## What you have to do
Extract every line where the string "Ҳисобот" appears.

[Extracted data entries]
# # # # #
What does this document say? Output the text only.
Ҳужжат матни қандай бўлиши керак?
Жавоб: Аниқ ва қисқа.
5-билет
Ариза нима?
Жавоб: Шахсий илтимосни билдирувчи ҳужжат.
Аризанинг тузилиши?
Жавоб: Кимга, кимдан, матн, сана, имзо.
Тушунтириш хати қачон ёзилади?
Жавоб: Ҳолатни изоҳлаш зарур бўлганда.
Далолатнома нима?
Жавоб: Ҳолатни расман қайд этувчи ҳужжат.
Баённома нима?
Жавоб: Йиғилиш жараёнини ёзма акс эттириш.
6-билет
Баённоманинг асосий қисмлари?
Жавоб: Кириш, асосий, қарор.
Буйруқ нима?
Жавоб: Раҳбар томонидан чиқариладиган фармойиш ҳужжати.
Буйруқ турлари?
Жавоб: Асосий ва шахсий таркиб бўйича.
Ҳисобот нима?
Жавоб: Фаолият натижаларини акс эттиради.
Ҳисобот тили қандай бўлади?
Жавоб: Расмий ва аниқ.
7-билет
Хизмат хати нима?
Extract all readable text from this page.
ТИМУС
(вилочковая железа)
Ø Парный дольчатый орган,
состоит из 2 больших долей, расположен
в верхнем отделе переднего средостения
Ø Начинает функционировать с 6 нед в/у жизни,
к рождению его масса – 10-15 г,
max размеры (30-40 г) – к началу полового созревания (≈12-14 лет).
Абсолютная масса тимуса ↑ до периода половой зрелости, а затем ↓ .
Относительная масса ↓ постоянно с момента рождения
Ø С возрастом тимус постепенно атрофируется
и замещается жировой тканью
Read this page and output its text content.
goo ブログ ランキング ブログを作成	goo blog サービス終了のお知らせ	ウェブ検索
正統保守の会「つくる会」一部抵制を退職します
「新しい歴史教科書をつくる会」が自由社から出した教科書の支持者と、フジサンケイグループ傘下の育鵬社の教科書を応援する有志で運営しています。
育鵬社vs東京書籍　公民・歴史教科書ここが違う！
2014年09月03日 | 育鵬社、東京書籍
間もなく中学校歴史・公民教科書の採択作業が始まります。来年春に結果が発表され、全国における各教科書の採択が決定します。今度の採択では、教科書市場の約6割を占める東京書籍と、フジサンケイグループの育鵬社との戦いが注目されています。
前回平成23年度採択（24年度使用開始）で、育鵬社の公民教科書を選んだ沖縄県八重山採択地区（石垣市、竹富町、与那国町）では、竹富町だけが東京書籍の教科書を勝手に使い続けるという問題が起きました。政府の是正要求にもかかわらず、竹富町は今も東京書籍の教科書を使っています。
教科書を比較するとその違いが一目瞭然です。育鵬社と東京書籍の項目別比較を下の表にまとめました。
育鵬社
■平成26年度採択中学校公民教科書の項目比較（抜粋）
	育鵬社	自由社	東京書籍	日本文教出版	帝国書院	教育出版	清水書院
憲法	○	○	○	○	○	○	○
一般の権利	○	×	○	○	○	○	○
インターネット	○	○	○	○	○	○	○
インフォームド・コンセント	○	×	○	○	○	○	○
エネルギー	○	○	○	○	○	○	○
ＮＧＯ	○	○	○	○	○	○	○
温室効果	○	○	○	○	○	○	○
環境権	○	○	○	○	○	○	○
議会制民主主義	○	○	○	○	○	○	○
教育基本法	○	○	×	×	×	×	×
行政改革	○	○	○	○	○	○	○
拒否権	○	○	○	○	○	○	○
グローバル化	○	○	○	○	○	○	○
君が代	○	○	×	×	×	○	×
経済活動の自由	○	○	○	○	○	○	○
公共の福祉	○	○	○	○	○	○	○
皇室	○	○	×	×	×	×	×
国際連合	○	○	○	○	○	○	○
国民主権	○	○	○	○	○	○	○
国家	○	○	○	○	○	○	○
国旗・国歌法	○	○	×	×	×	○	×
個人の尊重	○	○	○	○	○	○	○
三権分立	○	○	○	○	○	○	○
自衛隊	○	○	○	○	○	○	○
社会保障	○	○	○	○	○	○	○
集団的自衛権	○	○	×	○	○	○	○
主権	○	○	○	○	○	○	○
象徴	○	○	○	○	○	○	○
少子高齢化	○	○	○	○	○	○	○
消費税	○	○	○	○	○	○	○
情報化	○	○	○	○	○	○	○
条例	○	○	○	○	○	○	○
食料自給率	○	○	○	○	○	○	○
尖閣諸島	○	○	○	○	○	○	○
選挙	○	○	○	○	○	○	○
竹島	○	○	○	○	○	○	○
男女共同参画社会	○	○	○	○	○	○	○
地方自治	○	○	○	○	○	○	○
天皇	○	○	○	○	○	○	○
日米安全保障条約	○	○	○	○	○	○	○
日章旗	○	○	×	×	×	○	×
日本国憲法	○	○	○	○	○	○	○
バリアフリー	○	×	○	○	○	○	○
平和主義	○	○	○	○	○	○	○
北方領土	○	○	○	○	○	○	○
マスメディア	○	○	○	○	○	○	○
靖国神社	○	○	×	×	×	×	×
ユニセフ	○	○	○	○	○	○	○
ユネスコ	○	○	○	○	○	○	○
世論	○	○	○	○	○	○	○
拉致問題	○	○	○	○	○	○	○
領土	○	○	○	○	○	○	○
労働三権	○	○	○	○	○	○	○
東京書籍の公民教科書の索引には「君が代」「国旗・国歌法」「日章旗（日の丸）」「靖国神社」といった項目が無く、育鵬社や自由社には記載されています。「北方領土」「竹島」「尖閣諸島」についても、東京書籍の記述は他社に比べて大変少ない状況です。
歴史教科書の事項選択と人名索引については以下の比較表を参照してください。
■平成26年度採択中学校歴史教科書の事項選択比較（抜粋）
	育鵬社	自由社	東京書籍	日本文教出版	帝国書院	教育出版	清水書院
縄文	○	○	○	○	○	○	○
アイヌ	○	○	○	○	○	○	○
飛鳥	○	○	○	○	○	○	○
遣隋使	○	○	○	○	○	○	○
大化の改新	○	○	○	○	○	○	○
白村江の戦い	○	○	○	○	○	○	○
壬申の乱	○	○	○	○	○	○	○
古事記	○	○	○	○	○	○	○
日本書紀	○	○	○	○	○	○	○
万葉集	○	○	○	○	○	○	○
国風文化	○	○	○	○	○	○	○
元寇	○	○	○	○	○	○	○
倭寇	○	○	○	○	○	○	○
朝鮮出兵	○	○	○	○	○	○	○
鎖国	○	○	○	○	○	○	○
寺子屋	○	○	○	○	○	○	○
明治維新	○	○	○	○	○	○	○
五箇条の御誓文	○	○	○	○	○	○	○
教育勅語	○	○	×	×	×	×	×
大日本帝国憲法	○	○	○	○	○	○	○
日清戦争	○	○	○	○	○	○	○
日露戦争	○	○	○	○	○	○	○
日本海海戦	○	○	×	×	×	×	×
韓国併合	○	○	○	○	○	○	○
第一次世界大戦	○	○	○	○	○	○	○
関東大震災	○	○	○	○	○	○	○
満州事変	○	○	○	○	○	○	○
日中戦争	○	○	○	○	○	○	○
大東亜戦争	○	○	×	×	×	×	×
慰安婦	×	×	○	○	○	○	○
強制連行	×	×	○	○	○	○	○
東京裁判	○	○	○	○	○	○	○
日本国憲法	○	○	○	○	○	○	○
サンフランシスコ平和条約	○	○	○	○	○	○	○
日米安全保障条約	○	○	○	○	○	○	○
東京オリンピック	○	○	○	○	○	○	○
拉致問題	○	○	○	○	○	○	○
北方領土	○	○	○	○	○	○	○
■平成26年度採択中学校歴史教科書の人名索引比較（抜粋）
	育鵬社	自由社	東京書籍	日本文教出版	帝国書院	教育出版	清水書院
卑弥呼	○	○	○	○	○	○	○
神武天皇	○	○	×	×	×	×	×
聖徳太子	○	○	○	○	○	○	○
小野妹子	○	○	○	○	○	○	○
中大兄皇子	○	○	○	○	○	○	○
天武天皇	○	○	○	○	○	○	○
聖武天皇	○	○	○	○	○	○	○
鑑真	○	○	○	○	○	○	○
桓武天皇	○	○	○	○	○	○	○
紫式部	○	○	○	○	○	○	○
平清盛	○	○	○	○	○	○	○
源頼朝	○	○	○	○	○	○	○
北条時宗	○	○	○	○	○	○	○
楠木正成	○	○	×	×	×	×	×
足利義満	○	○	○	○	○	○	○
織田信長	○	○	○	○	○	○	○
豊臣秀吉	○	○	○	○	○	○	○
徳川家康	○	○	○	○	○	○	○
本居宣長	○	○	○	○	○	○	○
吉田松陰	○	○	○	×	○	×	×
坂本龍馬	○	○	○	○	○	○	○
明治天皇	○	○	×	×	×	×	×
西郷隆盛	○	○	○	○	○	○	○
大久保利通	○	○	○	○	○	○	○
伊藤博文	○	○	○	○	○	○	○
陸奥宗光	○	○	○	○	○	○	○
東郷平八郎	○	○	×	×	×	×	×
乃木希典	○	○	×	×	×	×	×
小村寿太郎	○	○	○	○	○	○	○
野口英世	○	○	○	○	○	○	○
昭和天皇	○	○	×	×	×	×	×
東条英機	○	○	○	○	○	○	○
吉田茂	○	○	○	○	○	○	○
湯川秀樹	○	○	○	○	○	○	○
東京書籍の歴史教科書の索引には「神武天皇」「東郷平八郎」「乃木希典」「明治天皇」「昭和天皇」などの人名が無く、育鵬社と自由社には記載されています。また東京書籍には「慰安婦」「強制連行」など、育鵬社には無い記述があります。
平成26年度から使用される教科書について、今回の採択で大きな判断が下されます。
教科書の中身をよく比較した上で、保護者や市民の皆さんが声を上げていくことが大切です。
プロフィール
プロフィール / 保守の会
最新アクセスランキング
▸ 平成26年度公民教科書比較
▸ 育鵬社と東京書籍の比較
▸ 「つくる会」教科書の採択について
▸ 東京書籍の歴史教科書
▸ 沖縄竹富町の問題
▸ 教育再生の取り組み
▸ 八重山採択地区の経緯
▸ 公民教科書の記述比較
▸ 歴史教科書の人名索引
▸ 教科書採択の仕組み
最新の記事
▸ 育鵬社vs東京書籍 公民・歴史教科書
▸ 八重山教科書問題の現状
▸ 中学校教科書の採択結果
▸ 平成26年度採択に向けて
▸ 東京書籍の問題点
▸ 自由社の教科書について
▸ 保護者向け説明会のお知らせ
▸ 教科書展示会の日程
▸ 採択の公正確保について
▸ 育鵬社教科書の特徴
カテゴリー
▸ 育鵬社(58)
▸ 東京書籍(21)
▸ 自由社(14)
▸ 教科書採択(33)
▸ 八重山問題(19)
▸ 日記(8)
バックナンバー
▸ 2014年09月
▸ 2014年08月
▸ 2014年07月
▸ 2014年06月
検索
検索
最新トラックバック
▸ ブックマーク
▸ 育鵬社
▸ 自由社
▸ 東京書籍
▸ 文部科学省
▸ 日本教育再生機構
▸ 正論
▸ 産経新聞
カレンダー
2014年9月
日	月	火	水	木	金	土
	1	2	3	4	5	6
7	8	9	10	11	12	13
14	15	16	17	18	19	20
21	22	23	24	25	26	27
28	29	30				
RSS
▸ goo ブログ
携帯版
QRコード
# # # # #
## Solution for this problem
Ҳисобот нима?
Ҳисобот тили қандай бўлади?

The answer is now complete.